**Exercise details:** Retype everything in the listing, leaving each line exactly as it is.

>> START

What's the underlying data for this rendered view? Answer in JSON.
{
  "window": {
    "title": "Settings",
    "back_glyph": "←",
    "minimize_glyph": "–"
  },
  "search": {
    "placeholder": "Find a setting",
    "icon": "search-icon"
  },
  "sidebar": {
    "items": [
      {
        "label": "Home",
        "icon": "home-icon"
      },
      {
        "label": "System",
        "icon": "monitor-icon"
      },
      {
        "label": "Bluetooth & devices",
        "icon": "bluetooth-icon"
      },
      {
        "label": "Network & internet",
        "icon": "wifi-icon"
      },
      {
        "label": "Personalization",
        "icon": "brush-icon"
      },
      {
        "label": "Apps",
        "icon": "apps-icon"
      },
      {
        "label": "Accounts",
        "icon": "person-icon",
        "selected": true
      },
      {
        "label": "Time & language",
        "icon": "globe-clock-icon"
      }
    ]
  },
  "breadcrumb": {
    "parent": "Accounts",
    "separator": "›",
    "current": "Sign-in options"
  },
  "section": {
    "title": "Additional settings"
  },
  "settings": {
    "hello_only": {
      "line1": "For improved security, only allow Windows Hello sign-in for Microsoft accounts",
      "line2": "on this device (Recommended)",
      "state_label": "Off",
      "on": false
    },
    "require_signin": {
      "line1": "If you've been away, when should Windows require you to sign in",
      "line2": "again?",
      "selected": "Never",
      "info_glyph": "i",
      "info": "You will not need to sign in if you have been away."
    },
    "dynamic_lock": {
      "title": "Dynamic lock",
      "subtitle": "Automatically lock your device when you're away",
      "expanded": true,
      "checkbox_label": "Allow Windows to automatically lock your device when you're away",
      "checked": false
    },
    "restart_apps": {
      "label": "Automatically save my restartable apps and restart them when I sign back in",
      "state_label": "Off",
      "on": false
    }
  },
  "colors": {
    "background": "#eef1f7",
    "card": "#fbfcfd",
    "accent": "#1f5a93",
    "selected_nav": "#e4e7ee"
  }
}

>> END

**Result for this exercise:**
What's the underlying data for this rendered view? Answer in JSON.
{
  "window": {
    "title": "Settings",
    "back_glyph": "←",
    "minimize_glyph": "–"
  },
  "search": {
    "placeholder": "Find a setting",
    "icon": "search-icon"
  },
  "sidebar": {
    "items": [
      {
        "label": "Home",
        "icon": "home-icon"
      },
      {
        "label": "System",
        "icon": "monitor-icon"
      },
      {
        "label": "Bluetooth & devices",
        "icon": "bluetooth-icon"
      },
      {
        "label": "Network & internet",
        "icon": "wifi-icon"
      },
      {
        "label": "Personalization",
        "icon": "brush-icon"
      },
      {
        "label": "Apps",
        "icon": "apps-icon"
      },
      {
        "label": "Accounts",
        "icon": "person-icon",
        "selected": true
      },
      {
        "label": "Time & language",
        "icon": "globe-clock-icon"
      }
    ]
  },
  "breadcrumb": {
    "parent": "Accounts",
    "separator": "›",
    "current": "Sign-in options"
  },
  "section": {
    "title": "Additional settings"
  },
  "settings": {
    "hello_only": {
      "line1": "For improved security, only allow Windows Hello sign-in for Microsoft accounts",
      "line2": "on this device (Recommended)",
      "state_label": "Off",
      "on": false
    },
    "require_signin": {
      "line1": "If you've been away, when should Windows require you to sign in",
      "line2": "again?",
      "selected": "Never",
      "info_glyph": "i",
      "info": "You will not need to sign in if you have been away."
    },
    "dynamic_lock": {
      "title": "Dynamic lock",
      "subtitle": "Automatically lock your device when you're away",
      "expanded": true,
      "checkbox_label": "Allow Windows to automatically lock your device when you're away",
      "checked": false
    },
    "restart_apps": {
      "label": "Automatically save my restartable apps and restart them when I sign back in",
      "state_label": "Off",
      "on": false
    }
  },
  "colors": {
    "background": "#eef1f7",
    "card": "#fbfcfd",
    "accent": "#1f5a93",
    "selected_nav": "#e4e7ee"
  }
}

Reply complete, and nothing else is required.